### Problem requirements
A faithful, word-for-word copy of the data below is required, without pictures.

### Input data

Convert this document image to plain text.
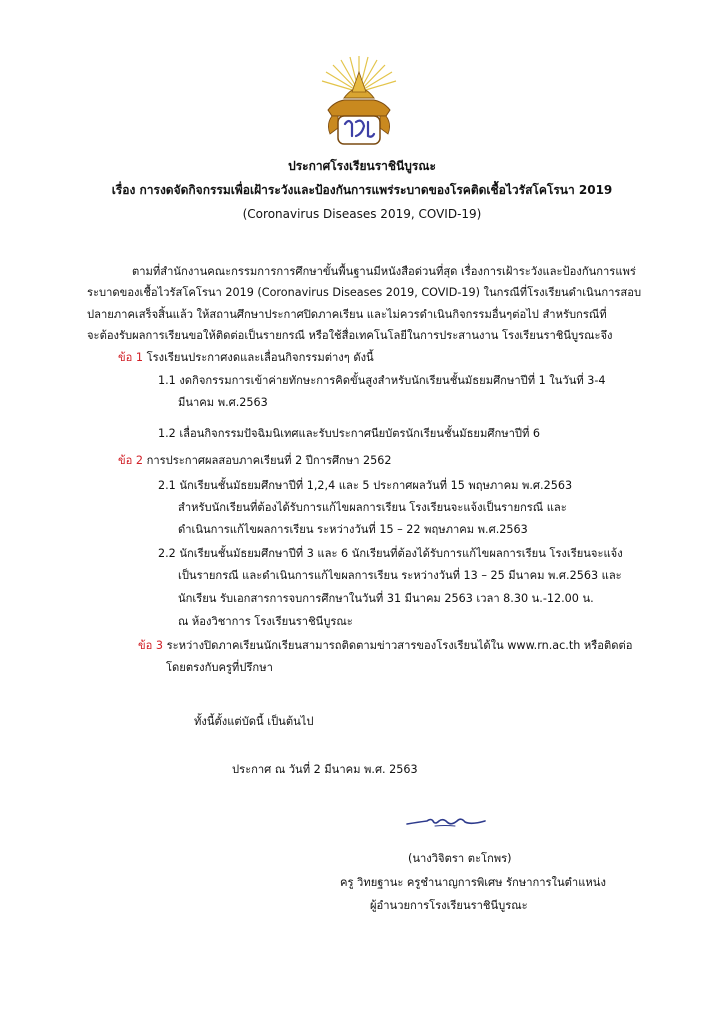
ประกาศโรงเรียนราชินีบูรณะ
เรื่อง การงดจัดกิจกรรมเพื่อเฝ้าระวังและป้องกันการแพร่ระบาดของโรคติดเชื้อไวรัสโคโรนา 2019
(Coronavirus Diseases 2019, COVID-19)
ตามที่สำนักงานคณะกรรมการการศึกษาขั้นพื้นฐานมีหนังสือด่วนที่สุด เรื่องการเฝ้าระวังและป้องกันการแพร่
ระบาดของเชื้อไวรัสโคโรนา 2019 (Coronavirus Diseases 2019, COVID-19) ในกรณีที่โรงเรียนดำเนินการสอบ
ปลายภาคเสร็จสิ้นแล้ว ให้สถานศึกษาประกาศปิดภาคเรียน และไม่ควรดำเนินกิจกรรมอื่นๆต่อไป สำหรับกรณีที่
จะต้องรับผลการเรียนขอให้ติดต่อเป็นรายกรณี หรือใช้สื่อเทคโนโลยีในการประสานงาน โรงเรียนราชินีบูรณะจึง
ข้อ 1 โรงเรียนประกาศงดและเลื่อนกิจกรรมต่างๆ ดังนี้
1.1 งดกิจกรรมการเข้าค่ายทักษะการคิดขั้นสูงสำหรับนักเรียนชั้นมัธยมศึกษาปีที่ 1 ในวันที่ 3-4
มีนาคม พ.ศ.2563
1.2 เลื่อนกิจกรรมปัจฉิมนิเทศและรับประกาศนียบัตรนักเรียนชั้นมัธยมศึกษาปีที่ 6
ข้อ 2 การประกาศผลสอบภาคเรียนที่ 2 ปีการศึกษา 2562
2.1 นักเรียนชั้นมัธยมศึกษาปีที่ 1,2,4 และ 5 ประกาศผลวันที่ 15 พฤษภาคม พ.ศ.2563
สำหรับนักเรียนที่ต้องได้รับการแก้ไขผลการเรียน โรงเรียนจะแจ้งเป็นรายกรณี และ
ดำเนินการแก้ไขผลการเรียน ระหว่างวันที่ 15 – 22 พฤษภาคม พ.ศ.2563
2.2 นักเรียนชั้นมัธยมศึกษาปีที่ 3 และ 6 นักเรียนที่ต้องได้รับการแก้ไขผลการเรียน โรงเรียนจะแจ้ง
เป็นรายกรณี และดำเนินการแก้ไขผลการเรียน ระหว่างวันที่ 13 – 25 มีนาคม พ.ศ.2563 และ
นักเรียน รับเอกสารการจบการศึกษาในวันที่ 31 มีนาคม 2563 เวลา 8.30 น.-12.00 น.
ณ ห้องวิชาการ โรงเรียนราชินีบูรณะ
ข้อ 3 ระหว่างปิดภาคเรียนนักเรียนสามารถติดตามข่าวสารของโรงเรียนได้ใน www.rn.ac.th หรือติดต่อ
โดยตรงกับครูที่ปรึกษา
ทั้งนี้ตั้งแต่บัดนี้ เป็นต้นไป
ประกาศ ณ วันที่ 2 มีนาคม พ.ศ. 2563
(นางวิจิตรา ตะโกพร)
ครู วิทยฐานะ ครูชำนาญการพิเศษ รักษาการในตำแหน่ง
ผู้อำนวยการโรงเรียนราชินีบูรณะ
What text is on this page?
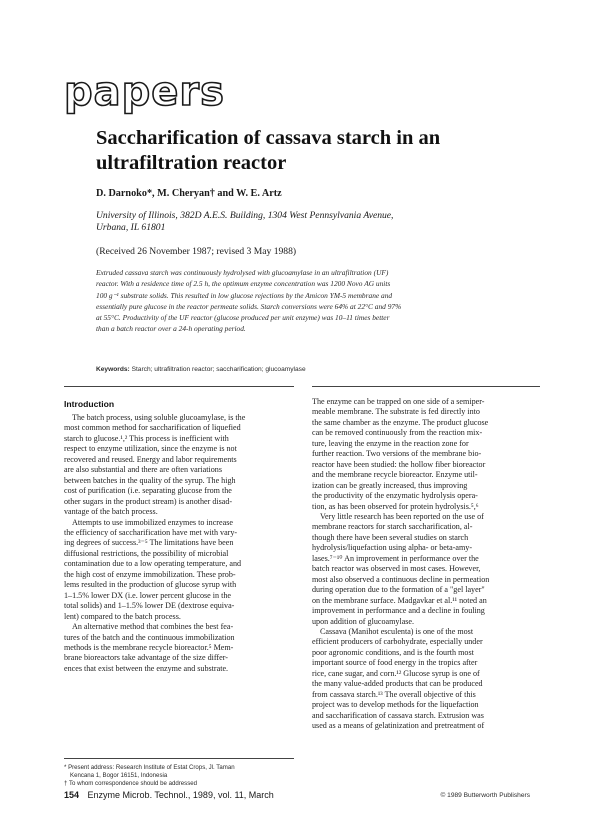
papers
Saccharification of cassava starch in an
ultrafiltration reactor
D. Darnoko*, M. Cheryan† and W. E. Artz
University of Illinois, 382D A.E.S. Building, 1304 West Pennsylvania Avenue,
Urbana, IL 61801
(Received 26 November 1987; revised 3 May 1988)
Extruded cassava starch was continuously hydrolysed with glucoamylase in an ultrafiltration (UF)
reactor. With a residence time of 2.5 h, the optimum enzyme concentration was 1200 Novo AG units
100 g⁻¹ substrate solids. This resulted in low glucose rejections by the Amicon YM-5 membrane and
essentially pure glucose in the reactor permeate solids. Starch conversions were 64% at 22°C and 97%
at 55°C. Productivity of the UF reactor (glucose produced per unit enzyme) was 10–11 times better
than a batch reactor over a 24-h operating period.
Keywords: Starch; ultrafiltration reactor; saccharification; glucoamylase
Introduction
The batch process, using soluble glucoamylase, is the
most common method for saccharification of liquefied
starch to glucose.¹,² This process is inefficient with
respect to enzyme utilization, since the enzyme is not
recovered and reused. Energy and labor requirements
are also substantial and there are often variations
between batches in the quality of the syrup. The high
cost of purification (i.e. separating glucose from the
other sugars in the product stream) is another disad-
vantage of the batch process.
Attempts to use immobilized enzymes to increase
the efficiency of saccharification have met with vary-
ing degrees of success.³⁻⁵ The limitations have been
diffusional restrictions, the possibility of microbial
contamination due to a low operating temperature, and
the high cost of enzyme immobilization. These prob-
lems resulted in the production of glucose syrup with
1–1.5% lower DX (i.e. lower percent glucose in the
total solids) and 1–1.5% lower DE (dextrose equiva-
lent) compared to the batch process.
An alternative method that combines the best fea-
tures of the batch and the continuous immobilization
methods is the membrane recycle bioreactor.⁵ Mem-
brane bioreactors take advantage of the size differ-
ences that exist between the enzyme and substrate.
The enzyme can be trapped on one side of a semiper-
meable membrane. The substrate is fed directly into
the same chamber as the enzyme. The product glucose
can be removed continuously from the reaction mix-
ture, leaving the enzyme in the reaction zone for
further reaction. Two versions of the membrane bio-
reactor have been studied: the hollow fiber bioreactor
and the membrane recycle bioreactor. Enzyme util-
ization can be greatly increased, thus improving
the productivity of the enzymatic hydrolysis opera-
tion, as has been observed for protein hydrolysis.⁵,⁶
Very little research has been reported on the use of
membrane reactors for starch saccharification, al-
though there have been several studies on starch
hydrolysis/liquefaction using alpha- or beta-amy-
lases.⁷⁻¹⁰ An improvement in performance over the
batch reactor was observed in most cases. However,
most also observed a continuous decline in permeation
during operation due to the formation of a "gel layer"
on the membrane surface. Madgavkar et al.¹¹ noted an
improvement in performance and a decline in fouling
upon addition of glucoamylase.
Cassava (Manihot esculenta) is one of the most
efficient producers of carbohydrate, especially under
poor agronomic conditions, and is the fourth most
important source of food energy in the tropics after
rice, cane sugar, and corn.¹² Glucose syrup is one of
the many value-added products that can be produced
from cassava starch.¹³ The overall objective of this
project was to develop methods for the liquefaction
and saccharification of cassava starch. Extrusion was
used as a means of gelatinization and pretreatment of
* Present address: Research Institute of Estat Crops, Jl. Taman
Kencana 1, Bogor 16151, Indonesia
† To whom correspondence should be addressed
154 Enzyme Microb. Technol., 1989, vol. 11, March	© 1989 Butterworth Publishers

### Task answer
Convert this document image to plain text.
ประกาศโรงเรียนราชินีบูรณะ
เรื่อง การงดจัดกิจกรรมเพื่อเฝ้าระวังและป้องกันการแพร่ระบาดของโรคติดเชื้อไวรัสโคโรนา 2019
(Coronavirus Diseases 2019, COVID-19)
ตามที่สำนักงานคณะกรรมการการศึกษาขั้นพื้นฐานมีหนังสือด่วนที่สุด เรื่องการเฝ้าระวังและป้องกันการแพร่
ระบาดของเชื้อไวรัสโคโรนา 2019 (Coronavirus Diseases 2019, COVID-19) ในกรณีที่โรงเรียนดำเนินการสอบ
ปลายภาคเสร็จสิ้นแล้ว ให้สถานศึกษาประกาศปิดภาคเรียน และไม่ควรดำเนินกิจกรรมอื่นๆต่อไป สำหรับกรณีที่
จะต้องรับผลการเรียนขอให้ติดต่อเป็นรายกรณี หรือใช้สื่อเทคโนโลยีในการประสานงาน โรงเรียนราชินีบูรณะจึง
ข้อ 1 โรงเรียนประกาศงดและเลื่อนกิจกรรมต่างๆ ดังนี้
1.1 งดกิจกรรมการเข้าค่ายทักษะการคิดขั้นสูงสำหรับนักเรียนชั้นมัธยมศึกษาปีที่ 1 ในวันที่ 3-4
มีนาคม พ.ศ.2563
1.2 เลื่อนกิจกรรมปัจฉิมนิเทศและรับประกาศนียบัตรนักเรียนชั้นมัธยมศึกษาปีที่ 6
ข้อ 2 การประกาศผลสอบภาคเรียนที่ 2 ปีการศึกษา 2562
2.1 นักเรียนชั้นมัธยมศึกษาปีที่ 1,2,4 และ 5 ประกาศผลวันที่ 15 พฤษภาคม พ.ศ.2563
สำหรับนักเรียนที่ต้องได้รับการแก้ไขผลการเรียน โรงเรียนจะแจ้งเป็นรายกรณี และ
ดำเนินการแก้ไขผลการเรียน ระหว่างวันที่ 15 – 22 พฤษภาคม พ.ศ.2563
2.2 นักเรียนชั้นมัธยมศึกษาปีที่ 3 และ 6 นักเรียนที่ต้องได้รับการแก้ไขผลการเรียน โรงเรียนจะแจ้ง
เป็นรายกรณี และดำเนินการแก้ไขผลการเรียน ระหว่างวันที่ 13 – 25 มีนาคม พ.ศ.2563 และ
นักเรียน รับเอกสารการจบการศึกษาในวันที่ 31 มีนาคม 2563 เวลา 8.30 น.-12.00 น.
ณ ห้องวิชาการ โรงเรียนราชินีบูรณะ
ข้อ 3 ระหว่างปิดภาคเรียนนักเรียนสามารถติดตามข่าวสารของโรงเรียนได้ใน www.rn.ac.th หรือติดต่อ
โดยตรงกับครูที่ปรึกษา
ทั้งนี้ตั้งแต่บัดนี้ เป็นต้นไป
ประกาศ ณ วันที่ 2 มีนาคม พ.ศ. 2563
(นางวิจิตรา ตะโกพร)
ครู วิทยฐานะ ครูชำนาญการพิเศษ รักษาการในตำแหน่ง
ผู้อำนวยการโรงเรียนราชินีบูรณะ
What text is on this page?
papers
Saccharification of cassava starch in an
ultrafiltration reactor
D. Darnoko*, M. Cheryan† and W. E. Artz
University of Illinois, 382D A.E.S. Building, 1304 West Pennsylvania Avenue,
Urbana, IL 61801
(Received 26 November 1987; revised 3 May 1988)
Extruded cassava starch was continuously hydrolysed with glucoamylase in an ultrafiltration (UF)
reactor. With a residence time of 2.5 h, the optimum enzyme concentration was 1200 Novo AG units
100 g⁻¹ substrate solids. This resulted in low glucose rejections by the Amicon YM-5 membrane and
essentially pure glucose in the reactor permeate solids. Starch conversions were 64% at 22°C and 97%
at 55°C. Productivity of the UF reactor (glucose produced per unit enzyme) was 10–11 times better
than a batch reactor over a 24-h operating period.
Keywords: Starch; ultrafiltration reactor; saccharification; glucoamylase
Introduction
The batch process, using soluble glucoamylase, is the
most common method for saccharification of liquefied
starch to glucose.¹,² This process is inefficient with
respect to enzyme utilization, since the enzyme is not
recovered and reused. Energy and labor requirements
are also substantial and there are often variations
between batches in the quality of the syrup. The high
cost of purification (i.e. separating glucose from the
other sugars in the product stream) is another disad-
vantage of the batch process.
Attempts to use immobilized enzymes to increase
the efficiency of saccharification have met with vary-
ing degrees of success.³⁻⁵ The limitations have been
diffusional restrictions, the possibility of microbial
contamination due to a low operating temperature, and
the high cost of enzyme immobilization. These prob-
lems resulted in the production of glucose syrup with
1–1.5% lower DX (i.e. lower percent glucose in the
total solids) and 1–1.5% lower DE (dextrose equiva-
lent) compared to the batch process.
An alternative method that combines the best fea-
tures of the batch and the continuous immobilization
methods is the membrane recycle bioreactor.⁵ Mem-
brane bioreactors take advantage of the size differ-
ences that exist between the enzyme and substrate.
The enzyme can be trapped on one side of a semiper-
meable membrane. The substrate is fed directly into
the same chamber as the enzyme. The product glucose
can be removed continuously from the reaction mix-
ture, leaving the enzyme in the reaction zone for
further reaction. Two versions of the membrane bio-
reactor have been studied: the hollow fiber bioreactor
and the membrane recycle bioreactor. Enzyme util-
ization can be greatly increased, thus improving
the productivity of the enzymatic hydrolysis opera-
tion, as has been observed for protein hydrolysis.⁵,⁶
Very little research has been reported on the use of
membrane reactors for starch saccharification, al-
though there have been several studies on starch
hydrolysis/liquefaction using alpha- or beta-amy-
lases.⁷⁻¹⁰ An improvement in performance over the
batch reactor was observed in most cases. However,
most also observed a continuous decline in permeation
during operation due to the formation of a "gel layer"
on the membrane surface. Madgavkar et al.¹¹ noted an
improvement in performance and a decline in fouling
upon addition of glucoamylase.
Cassava (Manihot esculenta) is one of the most
efficient producers of carbohydrate, especially under
poor agronomic conditions, and is the fourth most
important source of food energy in the tropics after
rice, cane sugar, and corn.¹² Glucose syrup is one of
the many value-added products that can be produced
from cassava starch.¹³ The overall objective of this
project was to develop methods for the liquefaction
and saccharification of cassava starch. Extrusion was
used as a means of gelatinization and pretreatment of
* Present address: Research Institute of Estat Crops, Jl. Taman
Kencana 1, Bogor 16151, Indonesia
† To whom correspondence should be addressed
154 Enzyme Microb. Technol., 1989, vol. 11, March	© 1989 Butterworth Publishers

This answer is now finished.